> TEXT SHOWN
2011 AIME I Problems/Problem 6

Problem

Suppose that a parabola has vertex $\left(\frac{1}{4},-\frac{9}{8}\right)$ and equation $y = ax^2 + bx + c$ , where $a > 0$ and $a + b + c$ is an integer. The minimum possible value of $a$ can be written in the form $\frac{p}{q}$ , where $p$ and $q$ are relatively prime positive integers. Find $p + q$ .

Solution

If the vertex is at $\left(\frac{1}{4}, -\frac{9}{8}\right)$ , the equation of the parabola can be expressed in the form $y=a\left(x-\frac{1}{4}\right)^2-\frac{9}{8}.$ Expanding, we find that $y=a\left(x^2-\frac{x}{2}+\frac{1}{16}\right)-\frac{9}{8},$ and $y=ax^2-\frac{ax}{2}+\frac{a}{16}-\frac{9}{8}.$ From the problem, we know that the parabola can be expressed in the form $y=ax^2+bx+c$ , where $a+b+c$ is an integer. From the above equation, we can conclude that $a=a$ , $-\frac{a}{2}=b$ , and $\frac{a}{16}-\frac{9}{8}=c$ . Adding up all of these gives us $\frac{9a-18}{16}=a+b+c.$ We know that $a+b+c$ is an integer, so $9a-18$ must be divisible by $16$ . Let $9a=z$ . If ${z-18}\equiv {0} \pmod{16}$ , then ${z}\equiv {2} \pmod{16}$ . Therefore, if $9a=2$ , $a=\frac{2}{9}$ . Adding up gives us $2+9=\boxed{011}$

Solution 2

Complete the square. Since $a>0$ , the parabola must be facing upwards. $a+b+c=\text{integer}$ means that $f(1)$ must be an integer. The function can be recasted into $a\left(x-\frac{1}{4}\right)^2-\frac{9}{8}$ because the vertex determines the axis of symmetry and the critical value of the parabola. The least integer greater than $-\frac{9}{8}$ is $-1$ . So the $y$ -coordinate must change by $\frac{1}{8}$ and the $x$ -coordinate must change by $1-\frac{1}{4}=\frac{3}{4}$ . Thus, $a\left(\frac{3}{4}\right)^2=\frac{1}{8}\implies \frac{9a}{16}=\frac{1}{8}\implies a=\frac{2}{9}$ . So $2+9=\boxed{011}$ .

> GOAL 1
Please repeat the entries from the start up to and including the line that contains "- cell-usdt: 0.0200%/0.0500%: [595, 496, 702, 510]".

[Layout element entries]
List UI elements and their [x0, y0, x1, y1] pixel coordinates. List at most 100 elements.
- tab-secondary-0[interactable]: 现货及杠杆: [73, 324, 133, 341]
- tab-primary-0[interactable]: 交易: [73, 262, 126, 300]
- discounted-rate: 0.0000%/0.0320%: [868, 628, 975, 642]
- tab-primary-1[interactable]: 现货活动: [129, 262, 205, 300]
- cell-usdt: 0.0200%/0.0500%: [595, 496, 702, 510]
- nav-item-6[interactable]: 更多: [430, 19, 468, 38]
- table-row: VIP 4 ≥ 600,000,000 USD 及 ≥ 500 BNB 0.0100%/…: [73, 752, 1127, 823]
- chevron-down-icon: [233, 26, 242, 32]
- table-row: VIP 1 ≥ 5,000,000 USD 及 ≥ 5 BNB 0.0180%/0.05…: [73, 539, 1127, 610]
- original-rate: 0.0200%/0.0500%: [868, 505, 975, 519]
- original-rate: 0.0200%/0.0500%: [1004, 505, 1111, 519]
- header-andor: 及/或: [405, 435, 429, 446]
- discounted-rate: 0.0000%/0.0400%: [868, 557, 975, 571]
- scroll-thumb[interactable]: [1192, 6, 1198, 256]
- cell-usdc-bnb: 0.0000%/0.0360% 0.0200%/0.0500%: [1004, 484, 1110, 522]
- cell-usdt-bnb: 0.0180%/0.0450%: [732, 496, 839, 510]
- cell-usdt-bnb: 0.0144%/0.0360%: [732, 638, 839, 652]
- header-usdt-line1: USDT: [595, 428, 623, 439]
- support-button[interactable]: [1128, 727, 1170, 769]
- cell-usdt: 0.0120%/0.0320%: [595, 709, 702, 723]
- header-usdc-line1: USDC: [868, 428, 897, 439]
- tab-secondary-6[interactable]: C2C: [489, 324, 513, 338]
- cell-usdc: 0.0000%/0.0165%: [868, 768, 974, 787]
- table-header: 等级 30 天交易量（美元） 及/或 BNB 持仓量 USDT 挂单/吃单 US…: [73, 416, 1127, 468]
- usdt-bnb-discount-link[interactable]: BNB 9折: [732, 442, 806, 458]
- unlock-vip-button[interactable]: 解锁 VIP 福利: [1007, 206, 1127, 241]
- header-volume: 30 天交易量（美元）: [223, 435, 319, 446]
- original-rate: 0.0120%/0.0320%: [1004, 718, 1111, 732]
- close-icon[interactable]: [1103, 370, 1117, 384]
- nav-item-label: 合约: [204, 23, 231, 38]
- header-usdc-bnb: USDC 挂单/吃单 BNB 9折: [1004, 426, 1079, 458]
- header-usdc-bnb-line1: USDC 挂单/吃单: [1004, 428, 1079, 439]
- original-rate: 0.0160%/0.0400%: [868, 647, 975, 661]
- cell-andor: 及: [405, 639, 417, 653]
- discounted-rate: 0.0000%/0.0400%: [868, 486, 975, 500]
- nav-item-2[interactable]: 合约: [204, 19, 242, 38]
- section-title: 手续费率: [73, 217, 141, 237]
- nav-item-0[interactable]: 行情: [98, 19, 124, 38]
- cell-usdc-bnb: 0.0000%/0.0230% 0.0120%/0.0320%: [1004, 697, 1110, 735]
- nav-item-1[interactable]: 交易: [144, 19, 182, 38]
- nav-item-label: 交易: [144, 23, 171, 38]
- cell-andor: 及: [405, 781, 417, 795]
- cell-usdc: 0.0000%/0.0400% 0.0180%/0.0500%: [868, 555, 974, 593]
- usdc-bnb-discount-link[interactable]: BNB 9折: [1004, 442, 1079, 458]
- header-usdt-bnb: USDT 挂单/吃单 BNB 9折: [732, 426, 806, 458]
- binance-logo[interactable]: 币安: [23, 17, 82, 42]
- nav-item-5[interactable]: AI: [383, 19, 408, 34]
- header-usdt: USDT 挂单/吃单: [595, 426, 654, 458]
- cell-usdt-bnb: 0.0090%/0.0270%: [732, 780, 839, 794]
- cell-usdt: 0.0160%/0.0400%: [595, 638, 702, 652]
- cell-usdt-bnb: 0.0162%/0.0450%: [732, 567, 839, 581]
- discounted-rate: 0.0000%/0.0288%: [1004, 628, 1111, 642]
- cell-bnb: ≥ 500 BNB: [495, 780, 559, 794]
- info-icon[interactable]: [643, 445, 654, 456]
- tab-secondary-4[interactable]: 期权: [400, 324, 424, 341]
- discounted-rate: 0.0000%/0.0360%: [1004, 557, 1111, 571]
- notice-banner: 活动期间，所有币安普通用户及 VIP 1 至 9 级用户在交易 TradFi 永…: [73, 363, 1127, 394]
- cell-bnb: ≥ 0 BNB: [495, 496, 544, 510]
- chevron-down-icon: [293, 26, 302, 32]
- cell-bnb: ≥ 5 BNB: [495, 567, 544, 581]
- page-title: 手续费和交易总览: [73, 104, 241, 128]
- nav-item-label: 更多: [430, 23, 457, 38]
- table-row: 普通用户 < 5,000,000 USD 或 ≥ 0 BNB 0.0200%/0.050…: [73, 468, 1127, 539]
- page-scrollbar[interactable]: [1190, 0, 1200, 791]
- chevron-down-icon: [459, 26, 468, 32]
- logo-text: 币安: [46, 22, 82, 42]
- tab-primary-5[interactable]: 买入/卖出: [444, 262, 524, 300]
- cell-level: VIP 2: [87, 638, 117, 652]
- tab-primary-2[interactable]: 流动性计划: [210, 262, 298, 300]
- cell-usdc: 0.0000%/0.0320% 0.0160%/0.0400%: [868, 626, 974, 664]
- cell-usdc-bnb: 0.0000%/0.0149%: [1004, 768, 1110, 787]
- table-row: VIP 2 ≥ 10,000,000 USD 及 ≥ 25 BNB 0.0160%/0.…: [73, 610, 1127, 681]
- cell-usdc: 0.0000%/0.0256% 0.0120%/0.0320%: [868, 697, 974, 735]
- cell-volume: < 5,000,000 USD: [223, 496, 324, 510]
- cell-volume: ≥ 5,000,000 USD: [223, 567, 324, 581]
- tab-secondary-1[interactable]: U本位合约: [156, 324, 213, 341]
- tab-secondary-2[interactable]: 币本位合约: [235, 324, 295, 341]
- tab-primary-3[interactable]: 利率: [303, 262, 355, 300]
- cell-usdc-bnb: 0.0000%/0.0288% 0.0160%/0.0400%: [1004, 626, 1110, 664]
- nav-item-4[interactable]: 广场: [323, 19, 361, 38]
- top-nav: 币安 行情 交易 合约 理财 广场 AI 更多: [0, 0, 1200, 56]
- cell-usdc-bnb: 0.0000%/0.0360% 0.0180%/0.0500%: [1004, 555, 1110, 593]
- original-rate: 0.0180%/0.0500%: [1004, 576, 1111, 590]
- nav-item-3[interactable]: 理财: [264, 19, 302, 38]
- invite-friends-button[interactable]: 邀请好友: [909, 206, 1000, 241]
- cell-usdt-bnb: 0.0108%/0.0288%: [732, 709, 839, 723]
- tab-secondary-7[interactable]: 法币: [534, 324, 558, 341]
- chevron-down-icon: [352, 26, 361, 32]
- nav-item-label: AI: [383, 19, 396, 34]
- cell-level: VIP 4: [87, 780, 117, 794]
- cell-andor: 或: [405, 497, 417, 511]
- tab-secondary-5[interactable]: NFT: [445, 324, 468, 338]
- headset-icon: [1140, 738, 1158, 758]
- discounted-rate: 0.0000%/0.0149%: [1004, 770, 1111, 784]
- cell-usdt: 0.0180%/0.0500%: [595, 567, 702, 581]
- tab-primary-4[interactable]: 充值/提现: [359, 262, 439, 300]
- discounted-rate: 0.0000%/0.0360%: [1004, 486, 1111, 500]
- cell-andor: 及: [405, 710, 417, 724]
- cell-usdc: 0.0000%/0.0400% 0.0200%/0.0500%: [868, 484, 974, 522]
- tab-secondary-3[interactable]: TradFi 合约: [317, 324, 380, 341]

> GOAL 2
In the parabola problem text, condense the paragraph beginning "Complete the square." into a short bulleted list that keeps its main facts.

> WRITTEN ANSWER 1
List UI elements and their [x0, y0, x1, y1] pixel coordinates. List at most 100 elements.
- tab-secondary-0[interactable]: 现货及杠杆: [73, 324, 133, 341]
- tab-primary-0[interactable]: 交易: [73, 262, 126, 300]
- discounted-rate: 0.0000%/0.0320%: [868, 628, 975, 642]
- tab-primary-1[interactable]: 现货活动: [129, 262, 205, 300]
- cell-usdt: 0.0200%/0.0500%: [595, 496, 702, 510]

> WRITTEN ANSWER 2
- Because a > 0, the parabola opens upward.
- Since a + b + c is an integer, f(1) must be an integer.
- The vertex gives the form a(x − 1/4)² − 9/8.
- The least integer greater than −9/8 is −1, so the y-coordinate changes by 1/8 while the x-coordinate changes by 1 − 1/4 = 3/4.
- Then a(3/4)² = 1/8, so 9a/16 = 1/8 and a = 2/9.
- The answer is 2 + 9 = 011.